(Given information)

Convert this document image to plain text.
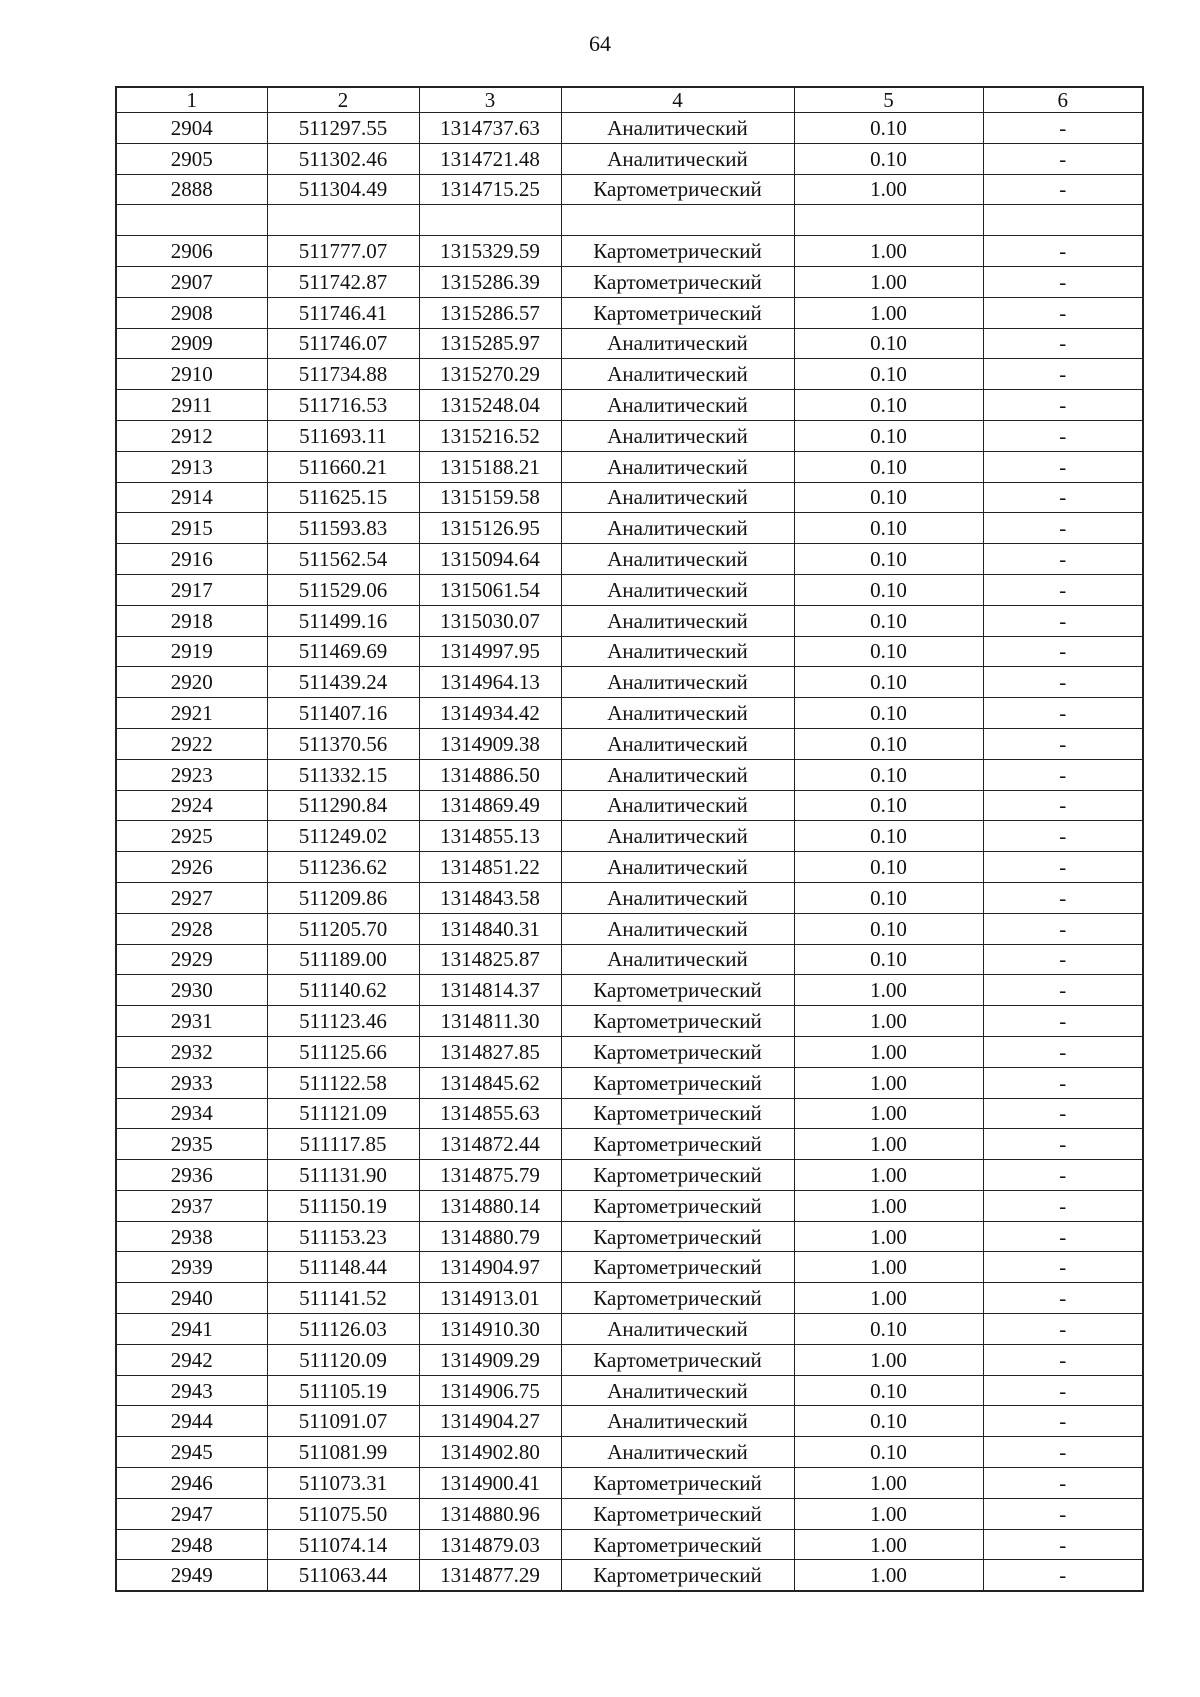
64
1	2	3	4	5	6
2904	511297.55	1314737.63	Аналитический	0.10	-
2905	511302.46	1314721.48	Аналитический	0.10	-
2888	511304.49	1314715.25	Картометрический	1.00	-

2906	511777.07	1315329.59	Картометрический	1.00	-
2907	511742.87	1315286.39	Картометрический	1.00	-
2908	511746.41	1315286.57	Картометрический	1.00	-
2909	511746.07	1315285.97	Аналитический	0.10	-
2910	511734.88	1315270.29	Аналитический	0.10	-
2911	511716.53	1315248.04	Аналитический	0.10	-
2912	511693.11	1315216.52	Аналитический	0.10	-
2913	511660.21	1315188.21	Аналитический	0.10	-
2914	511625.15	1315159.58	Аналитический	0.10	-
2915	511593.83	1315126.95	Аналитический	0.10	-
2916	511562.54	1315094.64	Аналитический	0.10	-
2917	511529.06	1315061.54	Аналитический	0.10	-
2918	511499.16	1315030.07	Аналитический	0.10	-
2919	511469.69	1314997.95	Аналитический	0.10	-
2920	511439.24	1314964.13	Аналитический	0.10	-
2921	511407.16	1314934.42	Аналитический	0.10	-
2922	511370.56	1314909.38	Аналитический	0.10	-
2923	511332.15	1314886.50	Аналитический	0.10	-
2924	511290.84	1314869.49	Аналитический	0.10	-
2925	511249.02	1314855.13	Аналитический	0.10	-
2926	511236.62	1314851.22	Аналитический	0.10	-
2927	511209.86	1314843.58	Аналитический	0.10	-
2928	511205.70	1314840.31	Аналитический	0.10	-
2929	511189.00	1314825.87	Аналитический	0.10	-
2930	511140.62	1314814.37	Картометрический	1.00	-
2931	511123.46	1314811.30	Картометрический	1.00	-
2932	511125.66	1314827.85	Картометрический	1.00	-
2933	511122.58	1314845.62	Картометрический	1.00	-
2934	511121.09	1314855.63	Картометрический	1.00	-
2935	511117.85	1314872.44	Картометрический	1.00	-
2936	511131.90	1314875.79	Картометрический	1.00	-
2937	511150.19	1314880.14	Картометрический	1.00	-
2938	511153.23	1314880.79	Картометрический	1.00	-
2939	511148.44	1314904.97	Картометрический	1.00	-
2940	511141.52	1314913.01	Картометрический	1.00	-
2941	511126.03	1314910.30	Аналитический	0.10	-
2942	511120.09	1314909.29	Картометрический	1.00	-
2943	511105.19	1314906.75	Аналитический	0.10	-
2944	511091.07	1314904.27	Аналитический	0.10	-
2945	511081.99	1314902.80	Аналитический	0.10	-
2946	511073.31	1314900.41	Картометрический	1.00	-
2947	511075.50	1314880.96	Картометрический	1.00	-
2948	511074.14	1314879.03	Картометрический	1.00	-
2949	511063.44	1314877.29	Картометрический	1.00	-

(The exercise)
Write out the entries above verbatim; the pictures do not belong in your copy.

(The reply)
Convert this document image to plain text.
64
1	2	3	4	5	6
2904	511297.55	1314737.63	Аналитический	0.10	-
2905	511302.46	1314721.48	Аналитический	0.10	-
2888	511304.49	1314715.25	Картометрический	1.00	-

2906	511777.07	1315329.59	Картометрический	1.00	-
2907	511742.87	1315286.39	Картометрический	1.00	-
2908	511746.41	1315286.57	Картометрический	1.00	-
2909	511746.07	1315285.97	Аналитический	0.10	-
2910	511734.88	1315270.29	Аналитический	0.10	-
2911	511716.53	1315248.04	Аналитический	0.10	-
2912	511693.11	1315216.52	Аналитический	0.10	-
2913	511660.21	1315188.21	Аналитический	0.10	-
2914	511625.15	1315159.58	Аналитический	0.10	-
2915	511593.83	1315126.95	Аналитический	0.10	-
2916	511562.54	1315094.64	Аналитический	0.10	-
2917	511529.06	1315061.54	Аналитический	0.10	-
2918	511499.16	1315030.07	Аналитический	0.10	-
2919	511469.69	1314997.95	Аналитический	0.10	-
2920	511439.24	1314964.13	Аналитический	0.10	-
2921	511407.16	1314934.42	Аналитический	0.10	-
2922	511370.56	1314909.38	Аналитический	0.10	-
2923	511332.15	1314886.50	Аналитический	0.10	-
2924	511290.84	1314869.49	Аналитический	0.10	-
2925	511249.02	1314855.13	Аналитический	0.10	-
2926	511236.62	1314851.22	Аналитический	0.10	-
2927	511209.86	1314843.58	Аналитический	0.10	-
2928	511205.70	1314840.31	Аналитический	0.10	-
2929	511189.00	1314825.87	Аналитический	0.10	-
2930	511140.62	1314814.37	Картометрический	1.00	-
2931	511123.46	1314811.30	Картометрический	1.00	-
2932	511125.66	1314827.85	Картометрический	1.00	-
2933	511122.58	1314845.62	Картометрический	1.00	-
2934	511121.09	1314855.63	Картометрический	1.00	-
2935	511117.85	1314872.44	Картометрический	1.00	-
2936	511131.90	1314875.79	Картометрический	1.00	-
2937	511150.19	1314880.14	Картометрический	1.00	-
2938	511153.23	1314880.79	Картометрический	1.00	-
2939	511148.44	1314904.97	Картометрический	1.00	-
2940	511141.52	1314913.01	Картометрический	1.00	-
2941	511126.03	1314910.30	Аналитический	0.10	-
2942	511120.09	1314909.29	Картометрический	1.00	-
2943	511105.19	1314906.75	Аналитический	0.10	-
2944	511091.07	1314904.27	Аналитический	0.10	-
2945	511081.99	1314902.80	Аналитический	0.10	-
2946	511073.31	1314900.41	Картометрический	1.00	-
2947	511075.50	1314880.96	Картометрический	1.00	-
2948	511074.14	1314879.03	Картометрический	1.00	-
2949	511063.44	1314877.29	Картометрический	1.00	-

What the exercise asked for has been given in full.